■ Exercise goal
Print every line of the items below character for character, with nothing changed, added, or left out.

■ Supplied data
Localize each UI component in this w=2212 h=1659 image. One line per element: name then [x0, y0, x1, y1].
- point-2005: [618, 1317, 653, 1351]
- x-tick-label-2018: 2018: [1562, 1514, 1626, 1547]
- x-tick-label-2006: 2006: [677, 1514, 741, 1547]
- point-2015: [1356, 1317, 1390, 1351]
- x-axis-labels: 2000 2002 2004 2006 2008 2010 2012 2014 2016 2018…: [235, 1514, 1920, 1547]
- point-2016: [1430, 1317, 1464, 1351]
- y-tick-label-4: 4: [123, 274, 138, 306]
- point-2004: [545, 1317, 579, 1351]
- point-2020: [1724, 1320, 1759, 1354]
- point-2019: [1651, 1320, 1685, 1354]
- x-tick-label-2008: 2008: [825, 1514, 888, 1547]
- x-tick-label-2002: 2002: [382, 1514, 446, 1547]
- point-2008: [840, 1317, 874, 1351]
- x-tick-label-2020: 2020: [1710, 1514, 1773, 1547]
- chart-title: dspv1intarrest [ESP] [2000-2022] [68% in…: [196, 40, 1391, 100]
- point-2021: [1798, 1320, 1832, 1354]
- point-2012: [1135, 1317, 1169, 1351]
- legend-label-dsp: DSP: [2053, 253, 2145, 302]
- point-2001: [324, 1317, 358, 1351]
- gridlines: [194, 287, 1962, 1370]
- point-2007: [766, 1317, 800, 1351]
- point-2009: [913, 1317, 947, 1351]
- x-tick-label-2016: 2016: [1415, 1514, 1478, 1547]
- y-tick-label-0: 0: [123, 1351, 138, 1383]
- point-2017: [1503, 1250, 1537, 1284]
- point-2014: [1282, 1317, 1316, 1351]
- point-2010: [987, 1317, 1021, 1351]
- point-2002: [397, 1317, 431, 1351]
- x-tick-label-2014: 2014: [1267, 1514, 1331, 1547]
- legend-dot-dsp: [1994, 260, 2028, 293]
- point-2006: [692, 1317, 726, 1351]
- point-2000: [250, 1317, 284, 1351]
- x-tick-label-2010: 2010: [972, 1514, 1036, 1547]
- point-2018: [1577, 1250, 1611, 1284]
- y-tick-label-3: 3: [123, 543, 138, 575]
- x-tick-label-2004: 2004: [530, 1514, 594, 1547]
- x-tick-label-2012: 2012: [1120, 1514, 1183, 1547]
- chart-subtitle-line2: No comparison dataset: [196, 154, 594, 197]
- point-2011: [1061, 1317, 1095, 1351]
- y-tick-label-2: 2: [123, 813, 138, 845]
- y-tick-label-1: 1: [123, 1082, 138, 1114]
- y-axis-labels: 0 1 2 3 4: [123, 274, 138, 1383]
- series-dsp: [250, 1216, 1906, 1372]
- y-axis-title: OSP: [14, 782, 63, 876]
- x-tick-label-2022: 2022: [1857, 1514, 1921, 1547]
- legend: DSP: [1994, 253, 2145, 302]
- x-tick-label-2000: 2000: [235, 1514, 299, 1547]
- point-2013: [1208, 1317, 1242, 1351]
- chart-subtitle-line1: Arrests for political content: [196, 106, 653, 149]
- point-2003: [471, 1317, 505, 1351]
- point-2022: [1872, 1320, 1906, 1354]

■ Answer in full
Localize each UI component in this w=2212 h=1659 image. One line per element: name then [x0, y0, x1, y1].
- point-2005: [618, 1317, 653, 1351]
- x-tick-label-2018: 2018: [1562, 1514, 1626, 1547]
- x-tick-label-2006: 2006: [677, 1514, 741, 1547]
- point-2015: [1356, 1317, 1390, 1351]
- x-axis-labels: 2000 2002 2004 2006 2008 2010 2012 2014 2016 2018…: [235, 1514, 1920, 1547]
- point-2016: [1430, 1317, 1464, 1351]
- y-tick-label-4: 4: [123, 274, 138, 306]
- point-2004: [545, 1317, 579, 1351]
- point-2020: [1724, 1320, 1759, 1354]
- point-2019: [1651, 1320, 1685, 1354]
- x-tick-label-2008: 2008: [825, 1514, 888, 1547]
- x-tick-label-2002: 2002: [382, 1514, 446, 1547]
- point-2008: [840, 1317, 874, 1351]
- x-tick-label-2020: 2020: [1710, 1514, 1773, 1547]
- chart-title: dspv1intarrest [ESP] [2000-2022] [68% in…: [196, 40, 1391, 100]
- point-2021: [1798, 1320, 1832, 1354]
- point-2012: [1135, 1317, 1169, 1351]
- legend-label-dsp: DSP: [2053, 253, 2145, 302]
- point-2001: [324, 1317, 358, 1351]
- gridlines: [194, 287, 1962, 1370]
- point-2007: [766, 1317, 800, 1351]
- point-2009: [913, 1317, 947, 1351]
- x-tick-label-2016: 2016: [1415, 1514, 1478, 1547]
- y-tick-label-0: 0: [123, 1351, 138, 1383]
- point-2017: [1503, 1250, 1537, 1284]
- point-2014: [1282, 1317, 1316, 1351]
- point-2010: [987, 1317, 1021, 1351]
- point-2002: [397, 1317, 431, 1351]
- x-tick-label-2014: 2014: [1267, 1514, 1331, 1547]
- legend-dot-dsp: [1994, 260, 2028, 293]
- point-2006: [692, 1317, 726, 1351]
- point-2000: [250, 1317, 284, 1351]
- x-tick-label-2010: 2010: [972, 1514, 1036, 1547]
- point-2018: [1577, 1250, 1611, 1284]
- y-tick-label-3: 3: [123, 543, 138, 575]
- x-tick-label-2004: 2004: [530, 1514, 594, 1547]
- x-tick-label-2012: 2012: [1120, 1514, 1183, 1547]
- chart-subtitle-line2: No comparison dataset: [196, 154, 594, 197]
- point-2011: [1061, 1317, 1095, 1351]
- y-tick-label-2: 2: [123, 813, 138, 845]
- y-tick-label-1: 1: [123, 1082, 138, 1114]
- y-axis-labels: 0 1 2 3 4: [123, 274, 138, 1383]
- series-dsp: [250, 1216, 1906, 1372]
- y-axis-title: OSP: [14, 782, 63, 876]
- x-tick-label-2022: 2022: [1857, 1514, 1921, 1547]
- legend: DSP: [1994, 253, 2145, 302]
- x-tick-label-2000: 2000: [235, 1514, 299, 1547]
- point-2013: [1208, 1317, 1242, 1351]
- chart-subtitle-line1: Arrests for political content: [196, 106, 653, 149]
- point-2003: [471, 1317, 505, 1351]
- point-2022: [1872, 1320, 1906, 1354]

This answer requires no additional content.